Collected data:
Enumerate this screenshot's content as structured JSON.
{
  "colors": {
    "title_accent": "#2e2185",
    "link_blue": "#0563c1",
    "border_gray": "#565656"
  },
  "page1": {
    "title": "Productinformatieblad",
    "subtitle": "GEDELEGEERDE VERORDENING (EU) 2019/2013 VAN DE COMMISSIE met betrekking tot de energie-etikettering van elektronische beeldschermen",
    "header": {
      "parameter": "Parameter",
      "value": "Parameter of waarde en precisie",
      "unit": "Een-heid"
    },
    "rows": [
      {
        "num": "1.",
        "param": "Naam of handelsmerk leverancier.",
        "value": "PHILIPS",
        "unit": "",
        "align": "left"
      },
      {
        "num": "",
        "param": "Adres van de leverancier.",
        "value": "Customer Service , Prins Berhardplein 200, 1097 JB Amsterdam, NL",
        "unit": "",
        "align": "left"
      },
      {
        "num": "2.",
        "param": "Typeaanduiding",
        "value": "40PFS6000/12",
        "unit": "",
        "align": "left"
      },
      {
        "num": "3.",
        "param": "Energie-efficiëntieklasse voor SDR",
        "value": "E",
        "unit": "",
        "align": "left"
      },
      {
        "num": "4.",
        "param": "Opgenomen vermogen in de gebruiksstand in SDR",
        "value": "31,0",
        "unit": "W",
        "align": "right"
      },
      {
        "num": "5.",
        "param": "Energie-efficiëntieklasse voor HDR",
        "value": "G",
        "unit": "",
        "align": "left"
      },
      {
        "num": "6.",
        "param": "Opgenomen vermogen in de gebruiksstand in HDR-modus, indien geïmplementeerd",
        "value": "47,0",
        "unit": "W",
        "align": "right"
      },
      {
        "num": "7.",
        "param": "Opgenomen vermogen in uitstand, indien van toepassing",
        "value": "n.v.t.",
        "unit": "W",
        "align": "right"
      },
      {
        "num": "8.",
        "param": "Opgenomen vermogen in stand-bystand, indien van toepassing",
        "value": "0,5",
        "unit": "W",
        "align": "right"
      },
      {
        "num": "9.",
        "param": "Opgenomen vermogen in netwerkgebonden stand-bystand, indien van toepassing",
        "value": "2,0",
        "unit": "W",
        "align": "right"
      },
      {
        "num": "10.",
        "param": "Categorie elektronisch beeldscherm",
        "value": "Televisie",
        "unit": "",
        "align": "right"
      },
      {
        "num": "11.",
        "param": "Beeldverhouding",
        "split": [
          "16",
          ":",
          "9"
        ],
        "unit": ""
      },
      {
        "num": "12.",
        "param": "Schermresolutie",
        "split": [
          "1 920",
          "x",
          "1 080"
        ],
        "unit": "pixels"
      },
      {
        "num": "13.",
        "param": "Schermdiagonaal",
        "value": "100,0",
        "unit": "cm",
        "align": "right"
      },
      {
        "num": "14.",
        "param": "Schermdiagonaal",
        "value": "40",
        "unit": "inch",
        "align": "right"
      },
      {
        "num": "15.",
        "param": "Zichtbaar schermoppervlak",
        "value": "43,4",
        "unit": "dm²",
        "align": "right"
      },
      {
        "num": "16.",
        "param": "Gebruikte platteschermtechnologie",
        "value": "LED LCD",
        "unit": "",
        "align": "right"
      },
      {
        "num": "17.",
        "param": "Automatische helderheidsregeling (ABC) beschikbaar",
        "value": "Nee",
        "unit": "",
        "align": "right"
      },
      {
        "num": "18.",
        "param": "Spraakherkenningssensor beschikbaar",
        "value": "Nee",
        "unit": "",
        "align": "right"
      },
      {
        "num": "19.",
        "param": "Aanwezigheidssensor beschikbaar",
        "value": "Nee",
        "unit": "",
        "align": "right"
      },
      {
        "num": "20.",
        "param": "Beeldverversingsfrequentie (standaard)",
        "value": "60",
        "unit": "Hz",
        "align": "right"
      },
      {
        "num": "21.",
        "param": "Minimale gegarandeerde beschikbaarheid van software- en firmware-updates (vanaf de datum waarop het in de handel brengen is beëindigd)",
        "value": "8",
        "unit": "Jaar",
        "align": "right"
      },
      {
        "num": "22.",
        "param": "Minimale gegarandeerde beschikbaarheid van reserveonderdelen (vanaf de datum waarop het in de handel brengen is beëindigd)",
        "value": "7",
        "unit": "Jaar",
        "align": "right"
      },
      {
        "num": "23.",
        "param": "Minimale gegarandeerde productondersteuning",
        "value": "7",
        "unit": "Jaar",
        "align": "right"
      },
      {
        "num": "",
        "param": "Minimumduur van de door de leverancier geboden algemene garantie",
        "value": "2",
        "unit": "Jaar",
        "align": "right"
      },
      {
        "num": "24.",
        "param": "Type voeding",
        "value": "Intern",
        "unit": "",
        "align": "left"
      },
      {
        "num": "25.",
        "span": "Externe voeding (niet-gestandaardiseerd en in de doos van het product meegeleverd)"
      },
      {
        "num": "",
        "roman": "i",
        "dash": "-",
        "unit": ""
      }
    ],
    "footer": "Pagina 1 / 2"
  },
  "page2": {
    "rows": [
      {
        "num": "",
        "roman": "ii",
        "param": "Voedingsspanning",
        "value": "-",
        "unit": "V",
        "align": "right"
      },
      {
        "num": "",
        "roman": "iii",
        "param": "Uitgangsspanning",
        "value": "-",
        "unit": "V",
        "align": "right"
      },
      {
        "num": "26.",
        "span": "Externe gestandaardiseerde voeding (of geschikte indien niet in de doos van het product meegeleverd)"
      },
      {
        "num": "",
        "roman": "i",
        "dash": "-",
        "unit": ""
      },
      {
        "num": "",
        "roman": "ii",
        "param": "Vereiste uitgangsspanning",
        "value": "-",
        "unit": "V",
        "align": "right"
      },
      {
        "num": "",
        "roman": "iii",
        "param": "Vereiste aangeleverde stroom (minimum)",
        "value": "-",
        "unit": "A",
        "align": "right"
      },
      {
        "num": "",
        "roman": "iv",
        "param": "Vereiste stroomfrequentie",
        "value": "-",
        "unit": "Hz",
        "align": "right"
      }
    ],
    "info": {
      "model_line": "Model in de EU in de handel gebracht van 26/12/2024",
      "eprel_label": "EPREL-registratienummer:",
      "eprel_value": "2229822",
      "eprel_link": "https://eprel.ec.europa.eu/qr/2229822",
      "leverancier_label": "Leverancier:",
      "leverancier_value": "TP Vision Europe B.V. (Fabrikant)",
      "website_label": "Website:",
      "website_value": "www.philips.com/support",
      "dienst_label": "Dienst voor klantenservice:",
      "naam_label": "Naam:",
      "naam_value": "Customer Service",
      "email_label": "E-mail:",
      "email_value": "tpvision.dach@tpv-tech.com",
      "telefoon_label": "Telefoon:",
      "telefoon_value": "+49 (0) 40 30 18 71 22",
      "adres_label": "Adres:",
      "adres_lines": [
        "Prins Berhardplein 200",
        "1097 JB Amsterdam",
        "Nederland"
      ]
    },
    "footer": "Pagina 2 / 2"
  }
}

Task instructions: Report how many lines of the entries above contain "indien", and give no other output.

Result: 5